* [Exercise instructions] Copy out all lines in the data below containing the string "Operating".

+++ Record set

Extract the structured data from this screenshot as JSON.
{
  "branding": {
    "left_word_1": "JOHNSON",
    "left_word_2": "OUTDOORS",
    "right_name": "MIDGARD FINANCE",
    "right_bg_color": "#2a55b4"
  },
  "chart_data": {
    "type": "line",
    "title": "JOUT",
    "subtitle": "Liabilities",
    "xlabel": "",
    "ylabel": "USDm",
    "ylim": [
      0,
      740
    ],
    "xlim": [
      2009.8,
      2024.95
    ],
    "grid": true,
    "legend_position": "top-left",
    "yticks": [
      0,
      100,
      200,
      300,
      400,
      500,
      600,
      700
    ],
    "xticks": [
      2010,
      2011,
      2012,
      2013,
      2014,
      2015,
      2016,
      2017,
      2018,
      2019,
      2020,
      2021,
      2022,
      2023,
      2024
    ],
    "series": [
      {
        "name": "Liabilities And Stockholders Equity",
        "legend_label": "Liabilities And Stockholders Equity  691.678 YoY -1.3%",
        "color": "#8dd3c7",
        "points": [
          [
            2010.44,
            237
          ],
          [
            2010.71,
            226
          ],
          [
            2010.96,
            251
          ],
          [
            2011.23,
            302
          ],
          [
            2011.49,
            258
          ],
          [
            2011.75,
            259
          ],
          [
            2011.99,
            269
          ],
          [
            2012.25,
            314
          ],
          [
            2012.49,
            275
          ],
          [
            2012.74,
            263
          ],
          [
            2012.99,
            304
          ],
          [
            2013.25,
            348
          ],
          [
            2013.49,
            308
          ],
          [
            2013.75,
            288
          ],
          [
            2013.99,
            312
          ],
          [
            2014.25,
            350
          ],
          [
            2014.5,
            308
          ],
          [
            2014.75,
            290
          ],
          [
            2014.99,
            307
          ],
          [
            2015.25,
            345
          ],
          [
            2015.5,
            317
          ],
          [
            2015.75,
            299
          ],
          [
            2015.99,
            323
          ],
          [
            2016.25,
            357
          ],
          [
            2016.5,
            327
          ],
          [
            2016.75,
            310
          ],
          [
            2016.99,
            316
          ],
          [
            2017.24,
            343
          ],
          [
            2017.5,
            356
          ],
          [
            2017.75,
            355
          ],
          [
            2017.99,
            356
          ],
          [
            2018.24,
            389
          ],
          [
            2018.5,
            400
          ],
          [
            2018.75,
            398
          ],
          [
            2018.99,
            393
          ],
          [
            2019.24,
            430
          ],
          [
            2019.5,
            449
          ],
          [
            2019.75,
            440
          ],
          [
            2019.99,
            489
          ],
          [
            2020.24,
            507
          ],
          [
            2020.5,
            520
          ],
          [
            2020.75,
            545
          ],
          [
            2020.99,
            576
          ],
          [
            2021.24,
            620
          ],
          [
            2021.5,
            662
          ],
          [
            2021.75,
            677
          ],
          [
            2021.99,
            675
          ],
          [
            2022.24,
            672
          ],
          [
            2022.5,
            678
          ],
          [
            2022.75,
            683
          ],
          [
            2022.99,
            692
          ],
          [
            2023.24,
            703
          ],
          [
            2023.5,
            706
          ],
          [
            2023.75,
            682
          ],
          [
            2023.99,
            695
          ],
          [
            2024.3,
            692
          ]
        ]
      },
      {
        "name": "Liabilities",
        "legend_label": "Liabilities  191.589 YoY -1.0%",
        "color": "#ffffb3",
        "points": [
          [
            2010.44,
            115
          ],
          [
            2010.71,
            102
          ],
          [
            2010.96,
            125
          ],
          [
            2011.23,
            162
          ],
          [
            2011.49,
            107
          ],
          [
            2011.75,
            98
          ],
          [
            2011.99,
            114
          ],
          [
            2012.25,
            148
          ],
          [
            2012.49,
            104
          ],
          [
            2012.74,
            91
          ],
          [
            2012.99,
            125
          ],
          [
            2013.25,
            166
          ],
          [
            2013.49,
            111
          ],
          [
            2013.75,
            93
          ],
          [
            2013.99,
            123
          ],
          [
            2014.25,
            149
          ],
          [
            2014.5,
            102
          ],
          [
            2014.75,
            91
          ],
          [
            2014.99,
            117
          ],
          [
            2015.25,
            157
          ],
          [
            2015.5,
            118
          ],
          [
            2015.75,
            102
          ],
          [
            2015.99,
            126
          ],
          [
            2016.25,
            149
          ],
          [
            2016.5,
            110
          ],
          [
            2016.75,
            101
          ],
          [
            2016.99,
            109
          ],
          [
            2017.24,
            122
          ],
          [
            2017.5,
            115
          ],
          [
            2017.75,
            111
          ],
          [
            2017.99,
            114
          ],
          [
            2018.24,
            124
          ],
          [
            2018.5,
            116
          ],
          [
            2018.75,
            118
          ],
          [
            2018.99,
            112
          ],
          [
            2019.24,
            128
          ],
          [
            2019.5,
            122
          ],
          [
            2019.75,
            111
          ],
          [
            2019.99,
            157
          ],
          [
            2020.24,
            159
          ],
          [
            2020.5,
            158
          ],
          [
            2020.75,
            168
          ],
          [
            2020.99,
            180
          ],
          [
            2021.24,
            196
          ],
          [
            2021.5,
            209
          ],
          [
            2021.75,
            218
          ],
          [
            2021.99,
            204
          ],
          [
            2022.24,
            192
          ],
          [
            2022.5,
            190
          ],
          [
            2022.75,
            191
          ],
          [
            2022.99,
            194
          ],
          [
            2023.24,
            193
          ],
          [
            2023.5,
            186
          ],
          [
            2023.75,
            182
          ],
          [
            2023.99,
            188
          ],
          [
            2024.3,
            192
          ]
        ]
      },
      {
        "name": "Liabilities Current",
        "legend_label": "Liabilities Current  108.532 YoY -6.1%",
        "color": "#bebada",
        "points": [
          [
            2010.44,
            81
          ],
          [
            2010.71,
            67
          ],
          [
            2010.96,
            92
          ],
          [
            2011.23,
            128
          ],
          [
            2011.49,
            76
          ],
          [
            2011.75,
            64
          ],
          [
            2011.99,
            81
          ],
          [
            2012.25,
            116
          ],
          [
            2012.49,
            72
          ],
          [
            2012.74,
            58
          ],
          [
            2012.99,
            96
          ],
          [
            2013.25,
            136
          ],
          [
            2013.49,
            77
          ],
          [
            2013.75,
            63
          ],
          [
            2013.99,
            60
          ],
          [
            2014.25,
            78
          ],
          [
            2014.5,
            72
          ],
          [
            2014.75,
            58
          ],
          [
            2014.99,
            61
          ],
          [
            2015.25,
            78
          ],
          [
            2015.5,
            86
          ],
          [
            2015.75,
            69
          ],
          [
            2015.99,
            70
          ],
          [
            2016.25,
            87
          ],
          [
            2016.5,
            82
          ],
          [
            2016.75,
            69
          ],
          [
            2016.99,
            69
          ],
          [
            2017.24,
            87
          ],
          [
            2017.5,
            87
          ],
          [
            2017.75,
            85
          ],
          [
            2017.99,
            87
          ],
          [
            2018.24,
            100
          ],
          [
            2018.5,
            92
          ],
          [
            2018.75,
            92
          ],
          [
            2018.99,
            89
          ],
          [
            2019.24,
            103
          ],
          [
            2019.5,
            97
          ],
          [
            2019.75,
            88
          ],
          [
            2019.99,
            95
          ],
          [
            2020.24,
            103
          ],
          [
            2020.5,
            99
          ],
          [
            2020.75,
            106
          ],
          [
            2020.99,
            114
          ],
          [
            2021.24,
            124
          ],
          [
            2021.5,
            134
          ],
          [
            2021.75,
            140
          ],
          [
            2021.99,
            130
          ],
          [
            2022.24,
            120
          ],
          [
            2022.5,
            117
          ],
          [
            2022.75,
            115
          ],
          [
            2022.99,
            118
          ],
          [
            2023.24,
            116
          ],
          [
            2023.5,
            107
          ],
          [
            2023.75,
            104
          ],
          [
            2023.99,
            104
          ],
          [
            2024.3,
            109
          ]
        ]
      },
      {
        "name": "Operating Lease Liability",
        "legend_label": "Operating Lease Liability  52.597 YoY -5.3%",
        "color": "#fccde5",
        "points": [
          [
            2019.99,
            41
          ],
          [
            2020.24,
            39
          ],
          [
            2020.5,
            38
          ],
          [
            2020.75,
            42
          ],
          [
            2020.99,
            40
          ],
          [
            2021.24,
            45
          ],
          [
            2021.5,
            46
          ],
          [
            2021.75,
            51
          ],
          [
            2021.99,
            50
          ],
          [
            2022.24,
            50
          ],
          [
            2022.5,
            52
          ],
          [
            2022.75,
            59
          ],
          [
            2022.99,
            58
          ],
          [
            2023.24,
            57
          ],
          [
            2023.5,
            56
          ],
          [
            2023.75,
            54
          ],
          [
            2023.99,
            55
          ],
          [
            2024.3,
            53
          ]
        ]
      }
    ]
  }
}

++++++

* [Exercise result]
        "name": "Operating Lease Liability",
        "legend_label": "Operating Lease Liability  52.597 YoY -5.3%",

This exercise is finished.